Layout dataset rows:
╭──
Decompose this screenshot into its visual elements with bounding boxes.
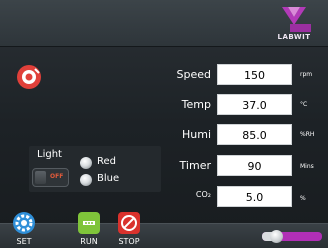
- gear-icon[interactable]: [12, 211, 36, 235]
- red-radio[interactable]: [80, 157, 92, 169]
- run-button[interactable]: RUN: [74, 237, 104, 246]
- brand-name: LABWIT: [277, 33, 311, 41]
- temp-unit: °C: [300, 101, 308, 108]
- toggle-knob: [35, 171, 46, 184]
- speed-label: Speed: [176, 68, 211, 81]
- toggle-state: OFF: [50, 173, 64, 180]
- co2-value[interactable]: 5.0: [217, 186, 292, 207]
- logo-bar: [290, 24, 311, 32]
- stop-button[interactable]: STOP: [114, 237, 144, 246]
- brand-logo: LABWIT: [266, 6, 322, 44]
- light-title: Light: [37, 149, 62, 160]
- blue-radio[interactable]: [80, 174, 92, 186]
- co2-label: CO₂: [195, 190, 211, 199]
- speed-value[interactable]: 150: [217, 64, 292, 85]
- timer-unit: Mins: [300, 163, 314, 170]
- device-screen: LABWIT Speed 150 rpm Temp 37.0 °C Humi 8…: [0, 0, 328, 248]
- humi-unit: %RH: [300, 131, 315, 138]
- speed-unit: rpm: [300, 71, 313, 78]
- logo-icon: [282, 7, 306, 25]
- humi-label: Humi: [181, 128, 211, 141]
- record-icon[interactable]: [16, 64, 42, 90]
- run-icon[interactable]: [77, 211, 101, 235]
- temp-label: Temp: [181, 98, 211, 111]
- temp-value[interactable]: 37.0: [217, 94, 292, 115]
- top-bar: LABWIT: [0, 0, 328, 47]
- red-label: Red: [97, 156, 116, 167]
- stop-icon[interactable]: [117, 211, 141, 235]
- humi-value[interactable]: 85.0: [217, 124, 292, 145]
- set-button[interactable]: SET: [9, 237, 39, 246]
- timer-label: Timer: [179, 159, 211, 172]
- co2-unit: %: [300, 195, 306, 202]
- light-toggle[interactable]: OFF: [32, 168, 69, 187]
- timer-value[interactable]: 90: [217, 155, 292, 176]
- slider-knob[interactable]: [270, 230, 283, 243]
- blue-label: Blue: [97, 173, 120, 184]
╰──
PROBLEM STATEMENT:
Reproduce every line of the rows above verbatim, omitting the picture placeholders.

SOLUTION TO THIS TASK:
Decompose this screenshot into its visual elements with bounding boxes.
- gear-icon[interactable]: [12, 211, 36, 235]
- red-radio[interactable]: [80, 157, 92, 169]
- run-button[interactable]: RUN: [74, 237, 104, 246]
- brand-name: LABWIT: [277, 33, 311, 41]
- temp-unit: °C: [300, 101, 308, 108]
- toggle-knob: [35, 171, 46, 184]
- speed-label: Speed: [176, 68, 211, 81]
- toggle-state: OFF: [50, 173, 64, 180]
- co2-value[interactable]: 5.0: [217, 186, 292, 207]
- logo-bar: [290, 24, 311, 32]
- stop-button[interactable]: STOP: [114, 237, 144, 246]
- brand-logo: LABWIT: [266, 6, 322, 44]
- light-title: Light: [37, 149, 62, 160]
- blue-radio[interactable]: [80, 174, 92, 186]
- co2-label: CO₂: [195, 190, 211, 199]
- speed-value[interactable]: 150: [217, 64, 292, 85]
- timer-unit: Mins: [300, 163, 314, 170]
- device-screen: LABWIT Speed 150 rpm Temp 37.0 °C Humi 8…: [0, 0, 328, 248]
- humi-unit: %RH: [300, 131, 315, 138]
- speed-unit: rpm: [300, 71, 313, 78]
- logo-icon: [282, 7, 306, 25]
- humi-label: Humi: [181, 128, 211, 141]
- record-icon[interactable]: [16, 64, 42, 90]
- run-icon[interactable]: [77, 211, 101, 235]
- temp-label: Temp: [181, 98, 211, 111]
- temp-value[interactable]: 37.0: [217, 94, 292, 115]
- top-bar: LABWIT: [0, 0, 328, 47]
- red-label: Red: [97, 156, 116, 167]
- stop-icon[interactable]: [117, 211, 141, 235]
- humi-value[interactable]: 85.0: [217, 124, 292, 145]
- set-button[interactable]: SET: [9, 237, 39, 246]
- timer-label: Timer: [179, 159, 211, 172]
- co2-unit: %: [300, 195, 306, 202]
- light-toggle[interactable]: OFF: [32, 168, 69, 187]
- timer-value[interactable]: 90: [217, 155, 292, 176]
- slider-knob[interactable]: [270, 230, 283, 243]
- blue-label: Blue: [97, 173, 120, 184]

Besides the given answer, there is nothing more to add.